(The problem):
Edit the rows below by replacing every "unpaid-badge" with "payment-status-badge", keeping everything else unchanged.

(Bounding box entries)
__________

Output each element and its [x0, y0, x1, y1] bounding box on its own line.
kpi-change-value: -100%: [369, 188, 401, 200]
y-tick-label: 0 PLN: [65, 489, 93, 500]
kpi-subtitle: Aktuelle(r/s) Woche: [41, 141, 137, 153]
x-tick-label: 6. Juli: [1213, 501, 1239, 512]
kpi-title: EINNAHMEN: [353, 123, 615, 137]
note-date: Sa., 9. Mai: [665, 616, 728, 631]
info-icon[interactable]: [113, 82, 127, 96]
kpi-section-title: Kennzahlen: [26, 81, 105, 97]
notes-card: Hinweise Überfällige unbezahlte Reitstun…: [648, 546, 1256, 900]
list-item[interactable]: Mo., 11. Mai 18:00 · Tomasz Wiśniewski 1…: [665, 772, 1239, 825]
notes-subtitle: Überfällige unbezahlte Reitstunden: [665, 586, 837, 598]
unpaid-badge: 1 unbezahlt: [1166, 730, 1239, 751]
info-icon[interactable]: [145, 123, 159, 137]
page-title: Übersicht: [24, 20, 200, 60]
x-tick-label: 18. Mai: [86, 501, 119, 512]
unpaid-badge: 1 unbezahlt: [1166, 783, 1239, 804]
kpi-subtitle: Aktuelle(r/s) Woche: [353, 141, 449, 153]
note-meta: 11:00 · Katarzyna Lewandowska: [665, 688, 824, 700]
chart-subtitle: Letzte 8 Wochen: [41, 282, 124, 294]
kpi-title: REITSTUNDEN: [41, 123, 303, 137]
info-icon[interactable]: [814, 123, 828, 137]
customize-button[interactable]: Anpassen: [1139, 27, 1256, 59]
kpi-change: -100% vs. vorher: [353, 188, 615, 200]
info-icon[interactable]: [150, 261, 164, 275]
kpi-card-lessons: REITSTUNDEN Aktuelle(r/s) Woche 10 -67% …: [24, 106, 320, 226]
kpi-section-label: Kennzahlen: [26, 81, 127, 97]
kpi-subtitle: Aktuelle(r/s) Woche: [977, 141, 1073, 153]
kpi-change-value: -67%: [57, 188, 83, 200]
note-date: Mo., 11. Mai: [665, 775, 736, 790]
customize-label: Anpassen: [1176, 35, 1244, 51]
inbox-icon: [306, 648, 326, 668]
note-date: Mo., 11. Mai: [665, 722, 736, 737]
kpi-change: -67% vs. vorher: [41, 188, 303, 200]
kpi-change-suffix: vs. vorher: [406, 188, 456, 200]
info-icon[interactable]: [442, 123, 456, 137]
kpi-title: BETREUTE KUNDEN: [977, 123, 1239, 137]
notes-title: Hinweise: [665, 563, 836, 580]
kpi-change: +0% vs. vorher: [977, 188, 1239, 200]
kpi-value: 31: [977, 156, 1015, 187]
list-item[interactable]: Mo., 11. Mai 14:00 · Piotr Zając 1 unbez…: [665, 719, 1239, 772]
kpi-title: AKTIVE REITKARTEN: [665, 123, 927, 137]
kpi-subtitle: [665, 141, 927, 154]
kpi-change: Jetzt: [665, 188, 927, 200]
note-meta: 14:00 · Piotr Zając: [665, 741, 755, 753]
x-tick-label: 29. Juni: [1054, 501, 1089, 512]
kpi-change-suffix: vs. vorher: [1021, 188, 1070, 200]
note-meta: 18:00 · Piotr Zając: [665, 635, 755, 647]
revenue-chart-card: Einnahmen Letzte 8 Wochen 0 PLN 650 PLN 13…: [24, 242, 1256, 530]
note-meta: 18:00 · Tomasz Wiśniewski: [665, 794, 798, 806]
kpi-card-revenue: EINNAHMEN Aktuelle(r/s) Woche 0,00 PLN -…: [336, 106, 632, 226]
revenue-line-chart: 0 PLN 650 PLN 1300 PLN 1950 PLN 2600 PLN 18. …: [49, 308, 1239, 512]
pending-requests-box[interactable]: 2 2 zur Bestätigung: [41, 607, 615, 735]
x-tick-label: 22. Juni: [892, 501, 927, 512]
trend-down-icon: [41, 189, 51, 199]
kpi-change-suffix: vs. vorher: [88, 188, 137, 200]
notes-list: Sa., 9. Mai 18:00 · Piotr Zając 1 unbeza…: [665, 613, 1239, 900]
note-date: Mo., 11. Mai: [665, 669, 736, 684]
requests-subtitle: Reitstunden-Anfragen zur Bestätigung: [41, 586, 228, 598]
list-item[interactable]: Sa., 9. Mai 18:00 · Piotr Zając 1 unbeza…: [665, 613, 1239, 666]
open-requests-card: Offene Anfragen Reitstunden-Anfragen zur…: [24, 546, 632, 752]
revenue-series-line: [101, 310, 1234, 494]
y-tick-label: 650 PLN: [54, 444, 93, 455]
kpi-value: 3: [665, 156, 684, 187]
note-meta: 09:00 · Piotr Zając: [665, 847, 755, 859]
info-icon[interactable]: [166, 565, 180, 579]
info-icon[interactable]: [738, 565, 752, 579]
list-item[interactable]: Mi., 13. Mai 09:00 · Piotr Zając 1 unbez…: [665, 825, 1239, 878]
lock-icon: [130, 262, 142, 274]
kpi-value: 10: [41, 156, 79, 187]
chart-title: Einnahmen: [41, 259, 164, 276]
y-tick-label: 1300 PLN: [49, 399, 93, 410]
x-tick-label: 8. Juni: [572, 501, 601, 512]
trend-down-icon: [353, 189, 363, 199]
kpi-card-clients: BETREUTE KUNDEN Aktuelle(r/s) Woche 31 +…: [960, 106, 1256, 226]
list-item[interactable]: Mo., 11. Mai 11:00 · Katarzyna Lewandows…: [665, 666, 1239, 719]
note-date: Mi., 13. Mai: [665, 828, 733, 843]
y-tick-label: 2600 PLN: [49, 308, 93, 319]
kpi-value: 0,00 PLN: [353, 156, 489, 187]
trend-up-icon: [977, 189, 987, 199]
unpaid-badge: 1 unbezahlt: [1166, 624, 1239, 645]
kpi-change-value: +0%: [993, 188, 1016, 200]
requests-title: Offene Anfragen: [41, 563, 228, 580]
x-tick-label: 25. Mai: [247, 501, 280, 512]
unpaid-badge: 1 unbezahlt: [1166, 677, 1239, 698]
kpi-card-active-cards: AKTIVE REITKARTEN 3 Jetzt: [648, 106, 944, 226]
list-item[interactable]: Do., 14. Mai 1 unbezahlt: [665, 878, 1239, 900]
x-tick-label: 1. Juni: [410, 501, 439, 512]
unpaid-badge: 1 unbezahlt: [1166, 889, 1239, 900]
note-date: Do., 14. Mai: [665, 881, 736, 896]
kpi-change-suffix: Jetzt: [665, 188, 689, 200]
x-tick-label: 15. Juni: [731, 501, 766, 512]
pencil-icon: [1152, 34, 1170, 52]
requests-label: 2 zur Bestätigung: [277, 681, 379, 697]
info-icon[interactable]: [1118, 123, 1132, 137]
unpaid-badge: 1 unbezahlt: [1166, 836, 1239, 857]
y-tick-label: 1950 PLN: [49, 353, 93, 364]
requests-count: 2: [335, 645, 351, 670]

__________

(Task result):
Output each element and its [x0, y0, x1, y1] bounding box on its own line.
kpi-change-value: -100%: [369, 188, 401, 200]
y-tick-label: 0 PLN: [65, 489, 93, 500]
kpi-subtitle: Aktuelle(r/s) Woche: [41, 141, 137, 153]
x-tick-label: 6. Juli: [1213, 501, 1239, 512]
kpi-title: EINNAHMEN: [353, 123, 615, 137]
note-date: Sa., 9. Mai: [665, 616, 728, 631]
info-icon[interactable]: [113, 82, 127, 96]
kpi-section-title: Kennzahlen: [26, 81, 105, 97]
notes-card: Hinweise Überfällige unbezahlte Reitstun…: [648, 546, 1256, 900]
list-item[interactable]: Mo., 11. Mai 18:00 · Tomasz Wiśniewski 1…: [665, 772, 1239, 825]
notes-subtitle: Überfällige unbezahlte Reitstunden: [665, 586, 837, 598]
payment-status-badge: 1 unbezahlt: [1166, 730, 1239, 751]
info-icon[interactable]: [145, 123, 159, 137]
page-title: Übersicht: [24, 20, 200, 60]
x-tick-label: 18. Mai: [86, 501, 119, 512]
payment-status-badge: 1 unbezahlt: [1166, 783, 1239, 804]
kpi-subtitle: Aktuelle(r/s) Woche: [353, 141, 449, 153]
note-meta: 11:00 · Katarzyna Lewandowska: [665, 688, 824, 700]
chart-subtitle: Letzte 8 Wochen: [41, 282, 124, 294]
kpi-title: REITSTUNDEN: [41, 123, 303, 137]
info-icon[interactable]: [814, 123, 828, 137]
customize-button[interactable]: Anpassen: [1139, 27, 1256, 59]
kpi-change: -100% vs. vorher: [353, 188, 615, 200]
info-icon[interactable]: [150, 261, 164, 275]
kpi-card-lessons: REITSTUNDEN Aktuelle(r/s) Woche 10 -67% …: [24, 106, 320, 226]
kpi-section-label: Kennzahlen: [26, 81, 127, 97]
kpi-subtitle: Aktuelle(r/s) Woche: [977, 141, 1073, 153]
kpi-change-value: -67%: [57, 188, 83, 200]
note-date: Mo., 11. Mai: [665, 775, 736, 790]
customize-label: Anpassen: [1176, 35, 1244, 51]
inbox-icon: [306, 648, 326, 668]
note-date: Mo., 11. Mai: [665, 722, 736, 737]
kpi-change: -67% vs. vorher: [41, 188, 303, 200]
kpi-change-suffix: vs. vorher: [406, 188, 456, 200]
info-icon[interactable]: [442, 123, 456, 137]
kpi-title: BETREUTE KUNDEN: [977, 123, 1239, 137]
notes-title: Hinweise: [665, 563, 836, 580]
kpi-change: +0% vs. vorher: [977, 188, 1239, 200]
kpi-value: 31: [977, 156, 1015, 187]
list-item[interactable]: Mo., 11. Mai 14:00 · Piotr Zając 1 unbez…: [665, 719, 1239, 772]
kpi-title: AKTIVE REITKARTEN: [665, 123, 927, 137]
kpi-subtitle: [665, 141, 927, 154]
kpi-change: Jetzt: [665, 188, 927, 200]
note-meta: 14:00 · Piotr Zając: [665, 741, 755, 753]
x-tick-label: 29. Juni: [1054, 501, 1089, 512]
kpi-change-suffix: vs. vorher: [1021, 188, 1070, 200]
note-meta: 18:00 · Piotr Zając: [665, 635, 755, 647]
revenue-chart-card: Einnahmen Letzte 8 Wochen 0 PLN 650 PLN 13…: [24, 242, 1256, 530]
note-meta: 18:00 · Tomasz Wiśniewski: [665, 794, 798, 806]
kpi-card-revenue: EINNAHMEN Aktuelle(r/s) Woche 0,00 PLN -…: [336, 106, 632, 226]
revenue-line-chart: 0 PLN 650 PLN 1300 PLN 1950 PLN 2600 PLN 18. …: [49, 308, 1239, 512]
pending-requests-box[interactable]: 2 2 zur Bestätigung: [41, 607, 615, 735]
x-tick-label: 22. Juni: [892, 501, 927, 512]
trend-down-icon: [41, 189, 51, 199]
kpi-change-suffix: vs. vorher: [88, 188, 137, 200]
notes-list: Sa., 9. Mai 18:00 · Piotr Zając 1 unbeza…: [665, 613, 1239, 900]
note-date: Mo., 11. Mai: [665, 669, 736, 684]
requests-subtitle: Reitstunden-Anfragen zur Bestätigung: [41, 586, 228, 598]
list-item[interactable]: Sa., 9. Mai 18:00 · Piotr Zając 1 unbeza…: [665, 613, 1239, 666]
open-requests-card: Offene Anfragen Reitstunden-Anfragen zur…: [24, 546, 632, 752]
revenue-series-line: [101, 310, 1234, 494]
y-tick-label: 650 PLN: [54, 444, 93, 455]
kpi-value: 3: [665, 156, 684, 187]
note-meta: 09:00 · Piotr Zając: [665, 847, 755, 859]
info-icon[interactable]: [166, 565, 180, 579]
info-icon[interactable]: [738, 565, 752, 579]
list-item[interactable]: Mi., 13. Mai 09:00 · Piotr Zając 1 unbez…: [665, 825, 1239, 878]
lock-icon: [130, 262, 142, 274]
kpi-value: 10: [41, 156, 79, 187]
chart-title: Einnahmen: [41, 259, 164, 276]
y-tick-label: 1300 PLN: [49, 399, 93, 410]
x-tick-label: 8. Juni: [572, 501, 601, 512]
trend-down-icon: [353, 189, 363, 199]
kpi-card-clients: BETREUTE KUNDEN Aktuelle(r/s) Woche 31 +…: [960, 106, 1256, 226]
list-item[interactable]: Mo., 11. Mai 11:00 · Katarzyna Lewandows…: [665, 666, 1239, 719]
note-date: Mi., 13. Mai: [665, 828, 733, 843]
y-tick-label: 2600 PLN: [49, 308, 93, 319]
kpi-value: 0,00 PLN: [353, 156, 489, 187]
trend-up-icon: [977, 189, 987, 199]
payment-status-badge: 1 unbezahlt: [1166, 624, 1239, 645]
kpi-change-value: +0%: [993, 188, 1016, 200]
requests-title: Offene Anfragen: [41, 563, 228, 580]
x-tick-label: 25. Mai: [247, 501, 280, 512]
payment-status-badge: 1 unbezahlt: [1166, 677, 1239, 698]
kpi-card-active-cards: AKTIVE REITKARTEN 3 Jetzt: [648, 106, 944, 226]
list-item[interactable]: Do., 14. Mai 1 unbezahlt: [665, 878, 1239, 900]
x-tick-label: 1. Juni: [410, 501, 439, 512]
payment-status-badge: 1 unbezahlt: [1166, 889, 1239, 900]
note-date: Do., 14. Mai: [665, 881, 736, 896]
kpi-change-suffix: Jetzt: [665, 188, 689, 200]
x-tick-label: 15. Juni: [731, 501, 766, 512]
pencil-icon: [1152, 34, 1170, 52]
requests-label: 2 zur Bestätigung: [277, 681, 379, 697]
info-icon[interactable]: [1118, 123, 1132, 137]
payment-status-badge: 1 unbezahlt: [1166, 836, 1239, 857]
y-tick-label: 1950 PLN: [49, 353, 93, 364]
requests-count: 2: [335, 645, 351, 670]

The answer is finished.